# Work to be completed
What is the count of lines that hold the word "potential"? Give only the number.

# Data section
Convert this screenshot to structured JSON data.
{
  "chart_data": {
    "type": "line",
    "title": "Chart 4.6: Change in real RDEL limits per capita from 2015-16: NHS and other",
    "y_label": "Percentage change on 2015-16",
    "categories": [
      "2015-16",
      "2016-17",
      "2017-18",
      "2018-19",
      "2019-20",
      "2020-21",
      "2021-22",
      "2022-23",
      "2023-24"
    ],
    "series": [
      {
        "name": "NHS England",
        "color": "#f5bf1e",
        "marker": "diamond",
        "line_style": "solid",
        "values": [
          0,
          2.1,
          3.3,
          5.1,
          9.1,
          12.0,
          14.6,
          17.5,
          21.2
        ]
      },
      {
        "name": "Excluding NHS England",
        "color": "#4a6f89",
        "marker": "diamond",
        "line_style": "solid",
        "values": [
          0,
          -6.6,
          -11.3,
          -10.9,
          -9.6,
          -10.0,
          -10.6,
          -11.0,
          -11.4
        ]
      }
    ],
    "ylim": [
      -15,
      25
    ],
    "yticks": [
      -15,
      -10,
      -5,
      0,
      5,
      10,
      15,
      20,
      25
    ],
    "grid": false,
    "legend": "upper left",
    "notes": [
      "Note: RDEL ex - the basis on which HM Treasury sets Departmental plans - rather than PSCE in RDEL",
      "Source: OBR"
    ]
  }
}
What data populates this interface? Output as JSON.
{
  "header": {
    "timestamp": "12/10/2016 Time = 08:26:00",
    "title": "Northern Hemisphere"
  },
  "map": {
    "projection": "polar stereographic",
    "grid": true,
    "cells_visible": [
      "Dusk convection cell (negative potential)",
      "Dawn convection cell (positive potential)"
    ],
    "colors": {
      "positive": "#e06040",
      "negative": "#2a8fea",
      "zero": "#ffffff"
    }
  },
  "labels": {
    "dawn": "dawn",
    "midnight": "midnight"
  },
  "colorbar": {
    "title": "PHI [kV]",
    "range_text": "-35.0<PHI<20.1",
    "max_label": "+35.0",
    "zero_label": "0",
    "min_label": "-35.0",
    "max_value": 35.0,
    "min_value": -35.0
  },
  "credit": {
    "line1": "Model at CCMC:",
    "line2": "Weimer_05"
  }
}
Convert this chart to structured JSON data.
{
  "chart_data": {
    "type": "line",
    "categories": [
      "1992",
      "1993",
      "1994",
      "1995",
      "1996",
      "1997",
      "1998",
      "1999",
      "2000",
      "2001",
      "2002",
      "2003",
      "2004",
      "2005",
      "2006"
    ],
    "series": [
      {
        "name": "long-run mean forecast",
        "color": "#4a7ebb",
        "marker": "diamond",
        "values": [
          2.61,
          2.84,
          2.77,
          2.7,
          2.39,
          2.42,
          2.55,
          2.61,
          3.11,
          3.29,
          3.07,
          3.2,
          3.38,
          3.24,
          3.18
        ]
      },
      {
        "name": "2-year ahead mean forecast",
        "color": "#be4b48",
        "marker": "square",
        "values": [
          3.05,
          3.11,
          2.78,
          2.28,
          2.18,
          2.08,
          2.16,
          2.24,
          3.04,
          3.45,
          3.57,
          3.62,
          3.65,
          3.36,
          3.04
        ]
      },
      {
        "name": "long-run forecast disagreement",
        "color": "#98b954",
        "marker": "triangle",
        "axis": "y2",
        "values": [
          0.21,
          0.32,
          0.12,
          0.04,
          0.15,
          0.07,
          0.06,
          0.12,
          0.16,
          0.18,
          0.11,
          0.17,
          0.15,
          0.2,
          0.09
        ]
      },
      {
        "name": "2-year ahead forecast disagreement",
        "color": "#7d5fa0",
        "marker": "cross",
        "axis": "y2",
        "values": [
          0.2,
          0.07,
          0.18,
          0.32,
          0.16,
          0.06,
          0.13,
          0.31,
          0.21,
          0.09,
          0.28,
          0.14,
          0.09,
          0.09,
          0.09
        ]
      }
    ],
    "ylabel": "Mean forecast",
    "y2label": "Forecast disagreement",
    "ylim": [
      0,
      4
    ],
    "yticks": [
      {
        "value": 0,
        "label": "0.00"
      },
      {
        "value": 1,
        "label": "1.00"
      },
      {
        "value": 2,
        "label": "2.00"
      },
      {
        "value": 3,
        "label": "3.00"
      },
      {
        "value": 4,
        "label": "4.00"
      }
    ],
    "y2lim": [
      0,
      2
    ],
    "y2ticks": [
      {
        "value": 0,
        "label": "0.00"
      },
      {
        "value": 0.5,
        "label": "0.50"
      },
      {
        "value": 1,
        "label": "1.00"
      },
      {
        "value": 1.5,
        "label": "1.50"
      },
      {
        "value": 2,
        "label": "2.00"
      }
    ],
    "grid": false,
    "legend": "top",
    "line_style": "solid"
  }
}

# Correct response
2